*RECORDS TO PROCESS:*
#####

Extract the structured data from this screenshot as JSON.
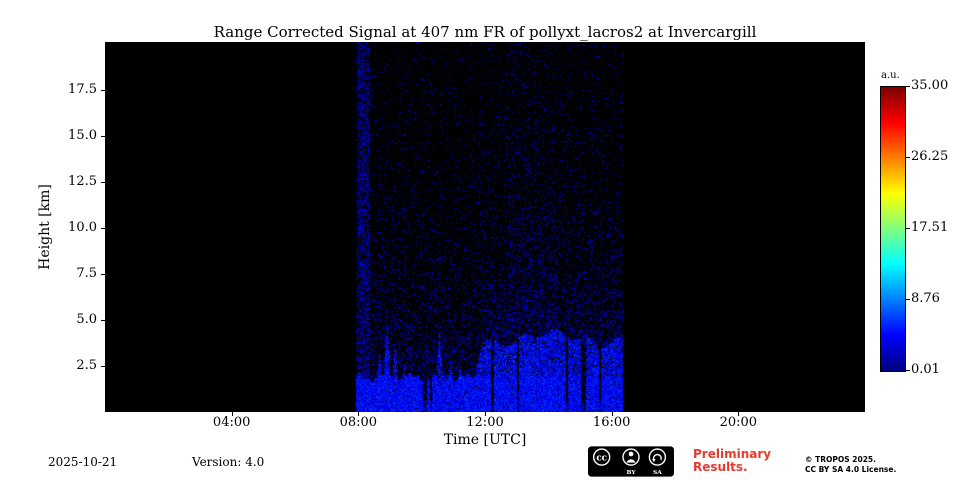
{
  "chart_data": {
    "type": "heatmap",
    "title": "Range Corrected Signal at 407 nm FR of pollyxt_lacros2 at Invercargill",
    "xlabel": "Time [UTC]",
    "ylabel": "Height [km]",
    "background": "#000000",
    "x_range_hours": [
      0,
      24
    ],
    "y_range_km": [
      0,
      20.1
    ],
    "x_ticks": [
      {
        "hour": 4,
        "label": "04:00"
      },
      {
        "hour": 8,
        "label": "08:00"
      },
      {
        "hour": 12,
        "label": "12:00"
      },
      {
        "hour": 16,
        "label": "16:00"
      },
      {
        "hour": 20,
        "label": "20:00"
      }
    ],
    "y_ticks": [
      {
        "km": 17.5,
        "label": "17.5"
      },
      {
        "km": 15.0,
        "label": "15.0"
      },
      {
        "km": 12.5,
        "label": "12.5"
      },
      {
        "km": 10.0,
        "label": "10.0"
      },
      {
        "km": 7.5,
        "label": "7.5"
      },
      {
        "km": 5.0,
        "label": "5.0"
      },
      {
        "km": 2.5,
        "label": "2.5"
      }
    ],
    "colorbar": {
      "label": "a.u.",
      "ticks": [
        "35.00",
        "26.25",
        "17.51",
        "8.76",
        "0.01"
      ],
      "colormap": "jet",
      "range": [
        0.01,
        35.0
      ]
    },
    "measurement": {
      "start_hour": 7.92,
      "end_hour": 16.33,
      "noise_stripe": [
        7.95,
        8.35
      ],
      "dense_plume": [
        12.6,
        14.2
      ],
      "surface_layer": {
        "low_top_km": 1.9,
        "high_top_km": 4.05,
        "transition_hour": 11.6
      },
      "spikes": [
        [
          8.65,
          3.2
        ],
        [
          8.9,
          4.8
        ],
        [
          9.15,
          3.6
        ],
        [
          9.45,
          2.8
        ],
        [
          10.55,
          4.4
        ],
        [
          10.9,
          3.0
        ],
        [
          11.2,
          2.6
        ]
      ],
      "gaps": [
        [
          10.03,
          10.16
        ],
        [
          10.24,
          10.31
        ],
        [
          12.18,
          12.26
        ],
        [
          13.0,
          13.06
        ],
        [
          14.53,
          14.6
        ],
        [
          15.03,
          15.16
        ],
        [
          15.58,
          15.66
        ]
      ]
    },
    "seed": 7
  },
  "footer": {
    "date": "2025-10-21",
    "version": "Version: 4.0",
    "preliminary_line1": "Preliminary",
    "preliminary_line2": "Results.",
    "preliminary_color": "#e8392f",
    "license_line1": "© TROPOS 2025.",
    "license_line2": "CC BY SA 4.0 License.",
    "cc_badge": {
      "cc": "cc",
      "by": "BY",
      "sa": "SA"
    }
  }
}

#####

*WHAT THIS TASK INVOLVES:*
Using the records above, retype everything exactly except the pictures.

*ANSWER TO THE TASK:*
Extract the structured data from this screenshot as JSON.
{
  "chart_data": {
    "type": "heatmap",
    "title": "Range Corrected Signal at 407 nm FR of pollyxt_lacros2 at Invercargill",
    "xlabel": "Time [UTC]",
    "ylabel": "Height [km]",
    "background": "#000000",
    "x_range_hours": [
      0,
      24
    ],
    "y_range_km": [
      0,
      20.1
    ],
    "x_ticks": [
      {
        "hour": 4,
        "label": "04:00"
      },
      {
        "hour": 8,
        "label": "08:00"
      },
      {
        "hour": 12,
        "label": "12:00"
      },
      {
        "hour": 16,
        "label": "16:00"
      },
      {
        "hour": 20,
        "label": "20:00"
      }
    ],
    "y_ticks": [
      {
        "km": 17.5,
        "label": "17.5"
      },
      {
        "km": 15.0,
        "label": "15.0"
      },
      {
        "km": 12.5,
        "label": "12.5"
      },
      {
        "km": 10.0,
        "label": "10.0"
      },
      {
        "km": 7.5,
        "label": "7.5"
      },
      {
        "km": 5.0,
        "label": "5.0"
      },
      {
        "km": 2.5,
        "label": "2.5"
      }
    ],
    "colorbar": {
      "label": "a.u.",
      "ticks": [
        "35.00",
        "26.25",
        "17.51",
        "8.76",
        "0.01"
      ],
      "colormap": "jet",
      "range": [
        0.01,
        35.0
      ]
    },
    "measurement": {
      "start_hour": 7.92,
      "end_hour": 16.33,
      "noise_stripe": [
        7.95,
        8.35
      ],
      "dense_plume": [
        12.6,
        14.2
      ],
      "surface_layer": {
        "low_top_km": 1.9,
        "high_top_km": 4.05,
        "transition_hour": 11.6
      },
      "spikes": [
        [
          8.65,
          3.2
        ],
        [
          8.9,
          4.8
        ],
        [
          9.15,
          3.6
        ],
        [
          9.45,
          2.8
        ],
        [
          10.55,
          4.4
        ],
        [
          10.9,
          3.0
        ],
        [
          11.2,
          2.6
        ]
      ],
      "gaps": [
        [
          10.03,
          10.16
        ],
        [
          10.24,
          10.31
        ],
        [
          12.18,
          12.26
        ],
        [
          13.0,
          13.06
        ],
        [
          14.53,
          14.6
        ],
        [
          15.03,
          15.16
        ],
        [
          15.58,
          15.66
        ]
      ]
    },
    "seed": 7
  },
  "footer": {
    "date": "2025-10-21",
    "version": "Version: 4.0",
    "preliminary_line1": "Preliminary",
    "preliminary_line2": "Results.",
    "preliminary_color": "#e8392f",
    "license_line1": "© TROPOS 2025.",
    "license_line2": "CC BY SA 4.0 License.",
    "cc_badge": {
      "cc": "cc",
      "by": "BY",
      "sa": "SA"
    }
  }
}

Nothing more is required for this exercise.